═════ DATA
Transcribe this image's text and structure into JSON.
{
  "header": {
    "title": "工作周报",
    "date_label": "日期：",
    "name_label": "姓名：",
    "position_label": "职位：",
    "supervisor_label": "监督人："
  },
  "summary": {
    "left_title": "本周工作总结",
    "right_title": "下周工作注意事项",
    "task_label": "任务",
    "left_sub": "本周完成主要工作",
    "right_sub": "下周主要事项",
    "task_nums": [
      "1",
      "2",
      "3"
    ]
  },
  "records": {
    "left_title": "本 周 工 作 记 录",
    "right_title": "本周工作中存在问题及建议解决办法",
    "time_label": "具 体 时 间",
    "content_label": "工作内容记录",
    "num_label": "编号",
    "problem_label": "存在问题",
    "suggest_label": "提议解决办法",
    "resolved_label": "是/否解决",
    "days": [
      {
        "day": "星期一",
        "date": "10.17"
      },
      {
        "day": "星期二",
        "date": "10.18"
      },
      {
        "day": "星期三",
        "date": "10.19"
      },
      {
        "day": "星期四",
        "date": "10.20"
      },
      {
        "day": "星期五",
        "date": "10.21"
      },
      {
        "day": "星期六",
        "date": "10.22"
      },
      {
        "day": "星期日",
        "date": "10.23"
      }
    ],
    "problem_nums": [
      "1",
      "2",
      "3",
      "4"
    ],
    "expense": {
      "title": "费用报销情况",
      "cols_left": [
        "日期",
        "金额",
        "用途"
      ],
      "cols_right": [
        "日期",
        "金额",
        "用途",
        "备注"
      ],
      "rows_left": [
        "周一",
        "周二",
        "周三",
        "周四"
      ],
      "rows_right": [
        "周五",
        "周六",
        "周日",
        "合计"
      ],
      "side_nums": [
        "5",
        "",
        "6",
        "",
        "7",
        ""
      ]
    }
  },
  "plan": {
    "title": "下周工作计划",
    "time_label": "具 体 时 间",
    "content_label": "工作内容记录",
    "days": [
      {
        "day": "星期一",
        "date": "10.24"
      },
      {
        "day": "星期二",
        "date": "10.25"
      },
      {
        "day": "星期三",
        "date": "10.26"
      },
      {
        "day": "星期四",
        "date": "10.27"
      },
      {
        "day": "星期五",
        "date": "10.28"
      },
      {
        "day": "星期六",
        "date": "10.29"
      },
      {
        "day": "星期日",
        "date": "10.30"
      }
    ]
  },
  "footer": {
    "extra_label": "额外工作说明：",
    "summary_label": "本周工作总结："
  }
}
══════════
» SET TASK
All of the entries need to be reproduced exactly; please write them out.

» PROBLEM SOLUTION
Transcribe this image's text and structure into JSON.
{
  "header": {
    "title": "工作周报",
    "date_label": "日期：",
    "name_label": "姓名：",
    "position_label": "职位：",
    "supervisor_label": "监督人："
  },
  "summary": {
    "left_title": "本周工作总结",
    "right_title": "下周工作注意事项",
    "task_label": "任务",
    "left_sub": "本周完成主要工作",
    "right_sub": "下周主要事项",
    "task_nums": [
      "1",
      "2",
      "3"
    ]
  },
  "records": {
    "left_title": "本 周 工 作 记 录",
    "right_title": "本周工作中存在问题及建议解决办法",
    "time_label": "具 体 时 间",
    "content_label": "工作内容记录",
    "num_label": "编号",
    "problem_label": "存在问题",
    "suggest_label": "提议解决办法",
    "resolved_label": "是/否解决",
    "days": [
      {
        "day": "星期一",
        "date": "10.17"
      },
      {
        "day": "星期二",
        "date": "10.18"
      },
      {
        "day": "星期三",
        "date": "10.19"
      },
      {
        "day": "星期四",
        "date": "10.20"
      },
      {
        "day": "星期五",
        "date": "10.21"
      },
      {
        "day": "星期六",
        "date": "10.22"
      },
      {
        "day": "星期日",
        "date": "10.23"
      }
    ],
    "problem_nums": [
      "1",
      "2",
      "3",
      "4"
    ],
    "expense": {
      "title": "费用报销情况",
      "cols_left": [
        "日期",
        "金额",
        "用途"
      ],
      "cols_right": [
        "日期",
        "金额",
        "用途",
        "备注"
      ],
      "rows_left": [
        "周一",
        "周二",
        "周三",
        "周四"
      ],
      "rows_right": [
        "周五",
        "周六",
        "周日",
        "合计"
      ],
      "side_nums": [
        "5",
        "",
        "6",
        "",
        "7",
        ""
      ]
    }
  },
  "plan": {
    "title": "下周工作计划",
    "time_label": "具 体 时 间",
    "content_label": "工作内容记录",
    "days": [
      {
        "day": "星期一",
        "date": "10.24"
      },
      {
        "day": "星期二",
        "date": "10.25"
      },
      {
        "day": "星期三",
        "date": "10.26"
      },
      {
        "day": "星期四",
        "date": "10.27"
      },
      {
        "day": "星期五",
        "date": "10.28"
      },
      {
        "day": "星期六",
        "date": "10.29"
      },
      {
        "day": "星期日",
        "date": "10.30"
      }
    ]
  },
  "footer": {
    "extra_label": "额外工作说明：",
    "summary_label": "本周工作总结："
  }
}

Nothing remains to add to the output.